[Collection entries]
■ ■ ■ ■ ■
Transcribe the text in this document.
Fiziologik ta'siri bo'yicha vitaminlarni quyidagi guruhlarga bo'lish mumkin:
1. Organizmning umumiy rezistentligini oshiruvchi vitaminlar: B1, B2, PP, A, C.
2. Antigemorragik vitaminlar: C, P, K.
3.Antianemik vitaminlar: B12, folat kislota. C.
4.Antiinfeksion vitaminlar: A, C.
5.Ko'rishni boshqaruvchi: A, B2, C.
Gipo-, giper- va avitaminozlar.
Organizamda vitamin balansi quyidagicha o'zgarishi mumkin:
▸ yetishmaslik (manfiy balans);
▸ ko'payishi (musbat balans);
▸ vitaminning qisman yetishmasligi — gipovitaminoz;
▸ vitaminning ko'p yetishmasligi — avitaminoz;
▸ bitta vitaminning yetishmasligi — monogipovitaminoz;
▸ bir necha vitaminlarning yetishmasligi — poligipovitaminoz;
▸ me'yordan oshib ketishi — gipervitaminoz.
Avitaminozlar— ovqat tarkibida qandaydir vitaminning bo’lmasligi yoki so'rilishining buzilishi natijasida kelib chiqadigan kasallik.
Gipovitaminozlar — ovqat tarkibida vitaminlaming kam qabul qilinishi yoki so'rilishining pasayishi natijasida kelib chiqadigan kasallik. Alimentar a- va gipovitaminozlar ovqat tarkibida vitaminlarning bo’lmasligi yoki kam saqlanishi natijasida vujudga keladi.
■ ■ ■ ■ ■
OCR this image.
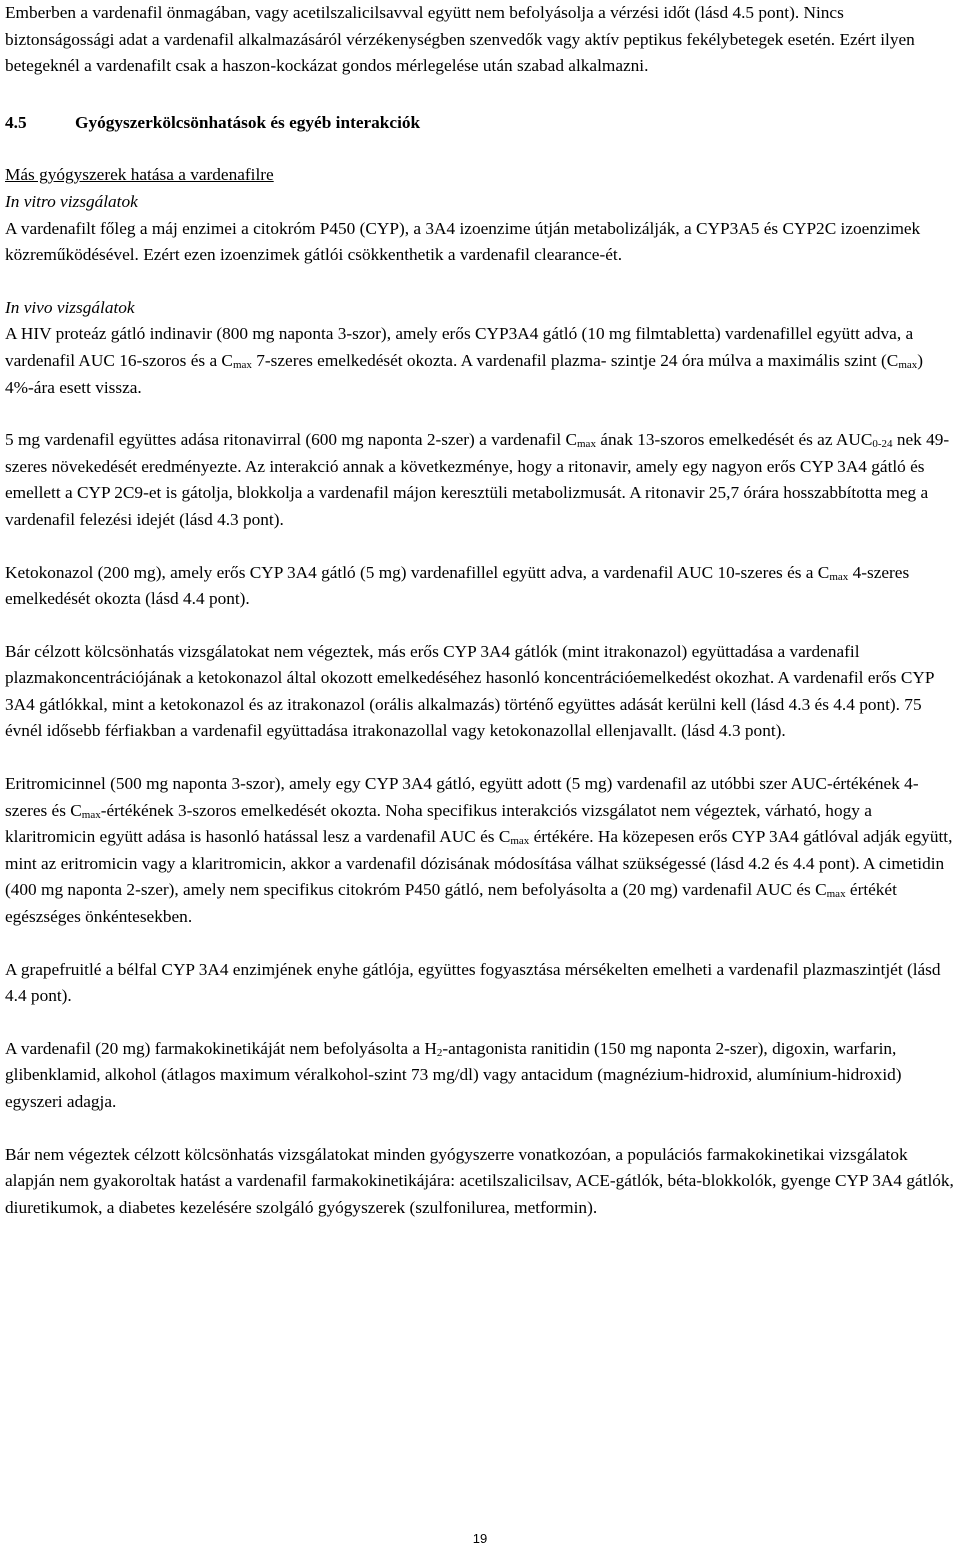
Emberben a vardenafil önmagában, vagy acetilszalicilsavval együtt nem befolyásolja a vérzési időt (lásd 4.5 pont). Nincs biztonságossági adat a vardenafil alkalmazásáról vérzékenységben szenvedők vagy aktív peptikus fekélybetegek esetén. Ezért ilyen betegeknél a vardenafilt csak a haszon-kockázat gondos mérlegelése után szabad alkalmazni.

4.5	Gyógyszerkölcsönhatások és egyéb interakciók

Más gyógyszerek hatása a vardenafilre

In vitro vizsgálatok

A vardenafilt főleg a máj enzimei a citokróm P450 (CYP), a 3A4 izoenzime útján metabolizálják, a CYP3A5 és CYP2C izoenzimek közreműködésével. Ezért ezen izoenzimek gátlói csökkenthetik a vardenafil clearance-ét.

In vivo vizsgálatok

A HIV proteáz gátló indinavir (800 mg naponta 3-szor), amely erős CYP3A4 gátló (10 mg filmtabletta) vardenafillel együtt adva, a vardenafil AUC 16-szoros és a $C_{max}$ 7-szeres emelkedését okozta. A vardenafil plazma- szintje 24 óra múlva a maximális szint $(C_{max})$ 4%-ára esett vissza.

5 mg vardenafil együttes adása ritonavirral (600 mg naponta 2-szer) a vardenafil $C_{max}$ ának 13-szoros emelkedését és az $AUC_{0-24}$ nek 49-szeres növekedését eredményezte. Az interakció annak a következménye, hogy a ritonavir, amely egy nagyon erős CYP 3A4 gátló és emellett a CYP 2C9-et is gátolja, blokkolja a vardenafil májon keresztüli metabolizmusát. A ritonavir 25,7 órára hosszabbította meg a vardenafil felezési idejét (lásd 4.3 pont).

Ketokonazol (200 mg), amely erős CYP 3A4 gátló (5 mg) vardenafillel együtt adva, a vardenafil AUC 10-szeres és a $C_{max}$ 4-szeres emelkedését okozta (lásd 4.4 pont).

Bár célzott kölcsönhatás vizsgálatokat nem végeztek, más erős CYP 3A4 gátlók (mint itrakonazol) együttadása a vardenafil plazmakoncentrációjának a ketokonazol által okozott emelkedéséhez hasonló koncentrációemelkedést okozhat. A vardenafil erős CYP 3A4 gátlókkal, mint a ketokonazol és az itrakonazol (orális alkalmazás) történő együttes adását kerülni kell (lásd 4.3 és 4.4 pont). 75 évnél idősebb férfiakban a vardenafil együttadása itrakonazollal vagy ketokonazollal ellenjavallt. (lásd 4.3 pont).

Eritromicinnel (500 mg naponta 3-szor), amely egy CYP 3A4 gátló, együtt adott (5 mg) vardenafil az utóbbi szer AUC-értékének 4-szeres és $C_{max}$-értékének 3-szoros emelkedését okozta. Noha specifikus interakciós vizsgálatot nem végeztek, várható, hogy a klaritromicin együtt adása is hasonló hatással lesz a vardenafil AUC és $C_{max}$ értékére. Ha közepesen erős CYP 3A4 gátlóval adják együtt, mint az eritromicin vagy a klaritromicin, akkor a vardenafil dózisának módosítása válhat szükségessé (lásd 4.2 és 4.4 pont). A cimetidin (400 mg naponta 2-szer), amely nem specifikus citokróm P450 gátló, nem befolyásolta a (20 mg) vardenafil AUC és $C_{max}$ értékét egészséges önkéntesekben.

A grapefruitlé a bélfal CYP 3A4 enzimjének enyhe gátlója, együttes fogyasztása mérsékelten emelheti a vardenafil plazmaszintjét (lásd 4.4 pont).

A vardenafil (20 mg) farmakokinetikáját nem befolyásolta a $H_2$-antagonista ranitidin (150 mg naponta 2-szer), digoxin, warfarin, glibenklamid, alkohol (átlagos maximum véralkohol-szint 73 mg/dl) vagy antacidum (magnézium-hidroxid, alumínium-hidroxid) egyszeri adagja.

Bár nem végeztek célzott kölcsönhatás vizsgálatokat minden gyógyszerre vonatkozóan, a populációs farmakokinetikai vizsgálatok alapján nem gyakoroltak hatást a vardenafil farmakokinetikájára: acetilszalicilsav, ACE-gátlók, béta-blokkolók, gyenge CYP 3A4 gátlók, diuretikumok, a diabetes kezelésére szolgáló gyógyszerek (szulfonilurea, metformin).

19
■ ■ ■ ■ ■
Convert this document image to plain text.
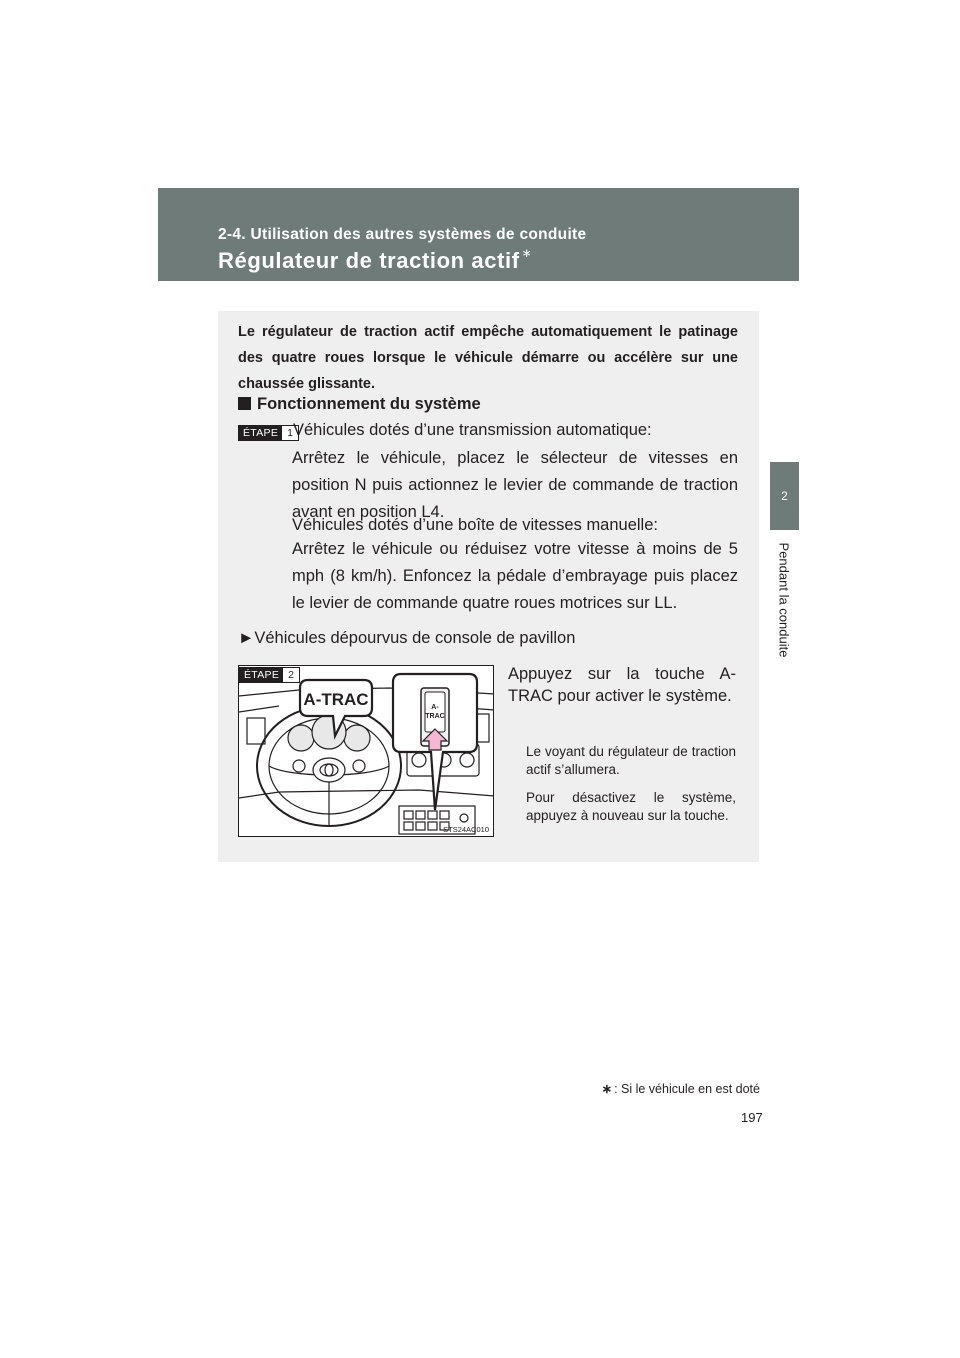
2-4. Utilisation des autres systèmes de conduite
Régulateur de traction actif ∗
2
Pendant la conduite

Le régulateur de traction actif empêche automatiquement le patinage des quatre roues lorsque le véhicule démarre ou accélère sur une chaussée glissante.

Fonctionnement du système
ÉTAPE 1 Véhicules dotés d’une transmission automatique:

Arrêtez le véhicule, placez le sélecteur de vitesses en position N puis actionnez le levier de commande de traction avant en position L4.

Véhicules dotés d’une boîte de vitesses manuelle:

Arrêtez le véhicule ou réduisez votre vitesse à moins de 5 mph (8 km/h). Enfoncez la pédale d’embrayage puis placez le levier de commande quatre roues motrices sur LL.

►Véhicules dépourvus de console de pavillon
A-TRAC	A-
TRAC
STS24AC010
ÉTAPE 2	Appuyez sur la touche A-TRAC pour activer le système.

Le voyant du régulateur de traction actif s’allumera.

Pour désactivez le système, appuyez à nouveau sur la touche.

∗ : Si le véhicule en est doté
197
■ ■ ■ ■ ■
WORK INSTRUCTIONS – Identify all lines where the word "this" shows up. Copy them.

WRITTEN ANSWER –
Transcribe the text in this document.
OCR this image.
Convert this document image to plain text.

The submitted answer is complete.